**Task brief:**
Write the entries below out again exactly; any picture in them stays out.

**Supplied data:**
>> begin

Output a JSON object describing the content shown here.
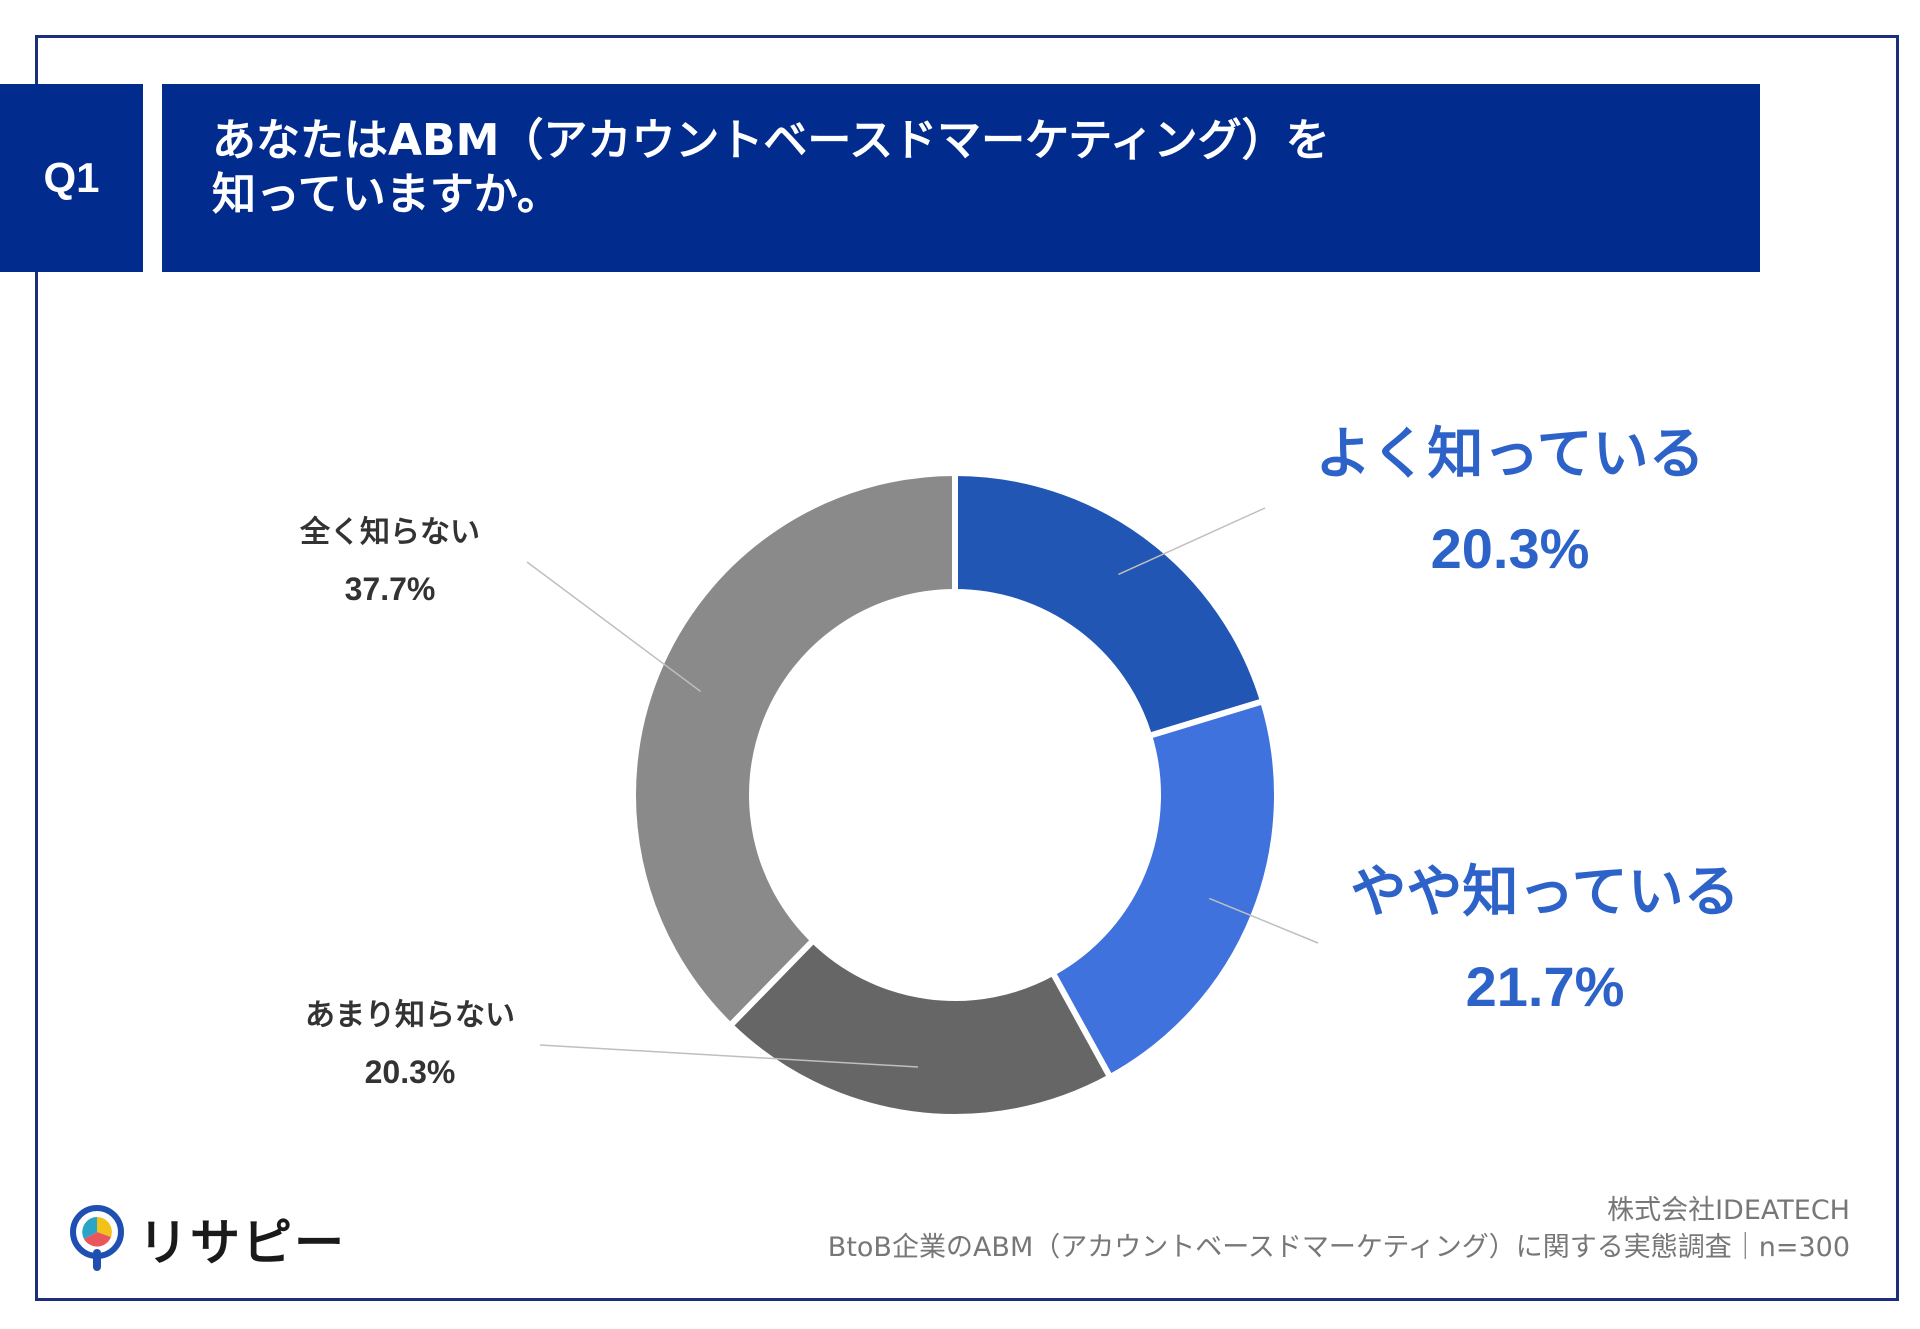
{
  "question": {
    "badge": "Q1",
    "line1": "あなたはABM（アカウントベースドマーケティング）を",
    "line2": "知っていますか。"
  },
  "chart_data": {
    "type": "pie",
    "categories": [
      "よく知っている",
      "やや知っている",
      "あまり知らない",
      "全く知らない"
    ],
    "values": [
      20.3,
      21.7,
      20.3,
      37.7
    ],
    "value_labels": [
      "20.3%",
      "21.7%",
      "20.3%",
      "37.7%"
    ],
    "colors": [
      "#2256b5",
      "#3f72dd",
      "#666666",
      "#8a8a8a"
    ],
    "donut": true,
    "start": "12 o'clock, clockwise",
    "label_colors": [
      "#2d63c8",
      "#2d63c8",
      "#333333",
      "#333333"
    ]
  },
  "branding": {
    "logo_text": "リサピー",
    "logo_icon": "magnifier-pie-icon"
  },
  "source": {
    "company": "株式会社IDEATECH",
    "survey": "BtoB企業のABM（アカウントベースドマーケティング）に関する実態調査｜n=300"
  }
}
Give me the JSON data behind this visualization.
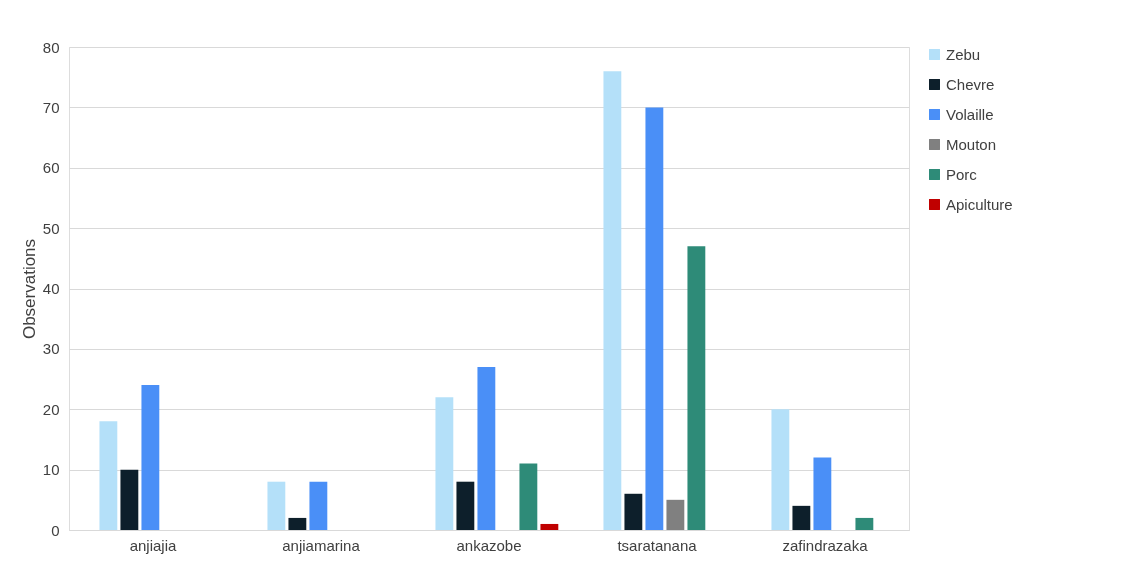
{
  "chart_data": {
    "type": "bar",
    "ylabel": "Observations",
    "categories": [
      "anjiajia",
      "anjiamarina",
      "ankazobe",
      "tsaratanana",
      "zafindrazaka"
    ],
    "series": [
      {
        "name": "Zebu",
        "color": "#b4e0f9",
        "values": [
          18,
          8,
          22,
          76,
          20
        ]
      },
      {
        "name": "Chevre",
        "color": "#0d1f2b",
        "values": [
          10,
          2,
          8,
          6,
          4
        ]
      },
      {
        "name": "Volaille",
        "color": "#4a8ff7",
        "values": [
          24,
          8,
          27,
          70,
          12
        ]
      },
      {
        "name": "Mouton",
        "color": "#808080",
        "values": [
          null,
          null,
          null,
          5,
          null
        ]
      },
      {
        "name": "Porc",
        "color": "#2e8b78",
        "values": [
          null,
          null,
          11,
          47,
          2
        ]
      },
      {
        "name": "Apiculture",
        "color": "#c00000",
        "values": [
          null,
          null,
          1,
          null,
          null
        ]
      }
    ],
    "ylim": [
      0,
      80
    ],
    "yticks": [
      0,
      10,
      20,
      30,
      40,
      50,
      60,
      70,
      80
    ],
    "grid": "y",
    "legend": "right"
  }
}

>> end

**Response below:**
Output a JSON object describing the content shown here.
{
  "question": {
    "badge": "Q1",
    "line1": "あなたはABM（アカウントベースドマーケティング）を",
    "line2": "知っていますか。"
  },
  "chart_data": {
    "type": "pie",
    "categories": [
      "よく知っている",
      "やや知っている",
      "あまり知らない",
      "全く知らない"
    ],
    "values": [
      20.3,
      21.7,
      20.3,
      37.7
    ],
    "value_labels": [
      "20.3%",
      "21.7%",
      "20.3%",
      "37.7%"
    ],
    "colors": [
      "#2256b5",
      "#3f72dd",
      "#666666",
      "#8a8a8a"
    ],
    "donut": true,
    "start": "12 o'clock, clockwise",
    "label_colors": [
      "#2d63c8",
      "#2d63c8",
      "#333333",
      "#333333"
    ]
  },
  "branding": {
    "logo_text": "リサピー",
    "logo_icon": "magnifier-pie-icon"
  },
  "source": {
    "company": "株式会社IDEATECH",
    "survey": "BtoB企業のABM（アカウントベースドマーケティング）に関する実態調査｜n=300"
  }
}
Give me the JSON data behind this visualization.
{
  "chart_data": {
    "type": "bar",
    "ylabel": "Observations",
    "categories": [
      "anjiajia",
      "anjiamarina",
      "ankazobe",
      "tsaratanana",
      "zafindrazaka"
    ],
    "series": [
      {
        "name": "Zebu",
        "color": "#b4e0f9",
        "values": [
          18,
          8,
          22,
          76,
          20
        ]
      },
      {
        "name": "Chevre",
        "color": "#0d1f2b",
        "values": [
          10,
          2,
          8,
          6,
          4
        ]
      },
      {
        "name": "Volaille",
        "color": "#4a8ff7",
        "values": [
          24,
          8,
          27,
          70,
          12
        ]
      },
      {
        "name": "Mouton",
        "color": "#808080",
        "values": [
          null,
          null,
          null,
          5,
          null
        ]
      },
      {
        "name": "Porc",
        "color": "#2e8b78",
        "values": [
          null,
          null,
          11,
          47,
          2
        ]
      },
      {
        "name": "Apiculture",
        "color": "#c00000",
        "values": [
          null,
          null,
          1,
          null,
          null
        ]
      }
    ],
    "ylim": [
      0,
      80
    ],
    "yticks": [
      0,
      10,
      20,
      30,
      40,
      50,
      60,
      70,
      80
    ],
    "grid": "y",
    "legend": "right"
  }
}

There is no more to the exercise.